• **Extracted records**
*-*-*

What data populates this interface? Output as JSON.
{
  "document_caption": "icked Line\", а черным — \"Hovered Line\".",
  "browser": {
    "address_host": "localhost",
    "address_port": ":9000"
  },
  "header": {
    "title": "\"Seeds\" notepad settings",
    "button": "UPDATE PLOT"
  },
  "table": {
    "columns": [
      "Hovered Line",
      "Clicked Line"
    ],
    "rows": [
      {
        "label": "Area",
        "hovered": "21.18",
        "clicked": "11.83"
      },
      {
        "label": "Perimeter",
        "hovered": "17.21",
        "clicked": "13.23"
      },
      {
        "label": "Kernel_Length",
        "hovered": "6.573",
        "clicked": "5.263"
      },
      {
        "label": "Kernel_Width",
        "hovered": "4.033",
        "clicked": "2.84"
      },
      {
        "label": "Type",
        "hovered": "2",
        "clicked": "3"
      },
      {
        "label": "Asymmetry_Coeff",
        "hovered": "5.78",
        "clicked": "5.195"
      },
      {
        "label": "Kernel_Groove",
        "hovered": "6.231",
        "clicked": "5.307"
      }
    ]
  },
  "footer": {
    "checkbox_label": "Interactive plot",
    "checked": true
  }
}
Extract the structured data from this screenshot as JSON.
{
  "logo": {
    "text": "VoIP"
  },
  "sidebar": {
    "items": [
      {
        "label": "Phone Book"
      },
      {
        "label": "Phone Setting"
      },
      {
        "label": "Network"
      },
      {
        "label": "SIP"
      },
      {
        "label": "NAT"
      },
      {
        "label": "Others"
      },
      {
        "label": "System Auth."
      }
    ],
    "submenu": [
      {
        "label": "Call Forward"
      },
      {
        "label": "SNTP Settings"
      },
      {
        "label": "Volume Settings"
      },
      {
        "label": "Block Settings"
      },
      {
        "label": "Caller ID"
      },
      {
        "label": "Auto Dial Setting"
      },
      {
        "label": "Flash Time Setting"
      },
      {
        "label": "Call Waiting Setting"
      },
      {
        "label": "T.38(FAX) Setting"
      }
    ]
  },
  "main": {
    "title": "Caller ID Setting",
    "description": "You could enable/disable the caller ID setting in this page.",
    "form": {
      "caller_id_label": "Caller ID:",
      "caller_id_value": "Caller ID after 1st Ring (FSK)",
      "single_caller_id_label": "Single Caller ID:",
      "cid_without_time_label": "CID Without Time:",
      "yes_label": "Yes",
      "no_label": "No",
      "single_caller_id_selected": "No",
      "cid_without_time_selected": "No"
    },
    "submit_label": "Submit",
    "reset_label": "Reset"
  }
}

*-*-*

• **Task**
Each line with the string "data" in it needs to be found and copied.

• **Solution for this task**
What data populates this interface? Output as JSON.
Extract the structured data from this screenshot as JSON.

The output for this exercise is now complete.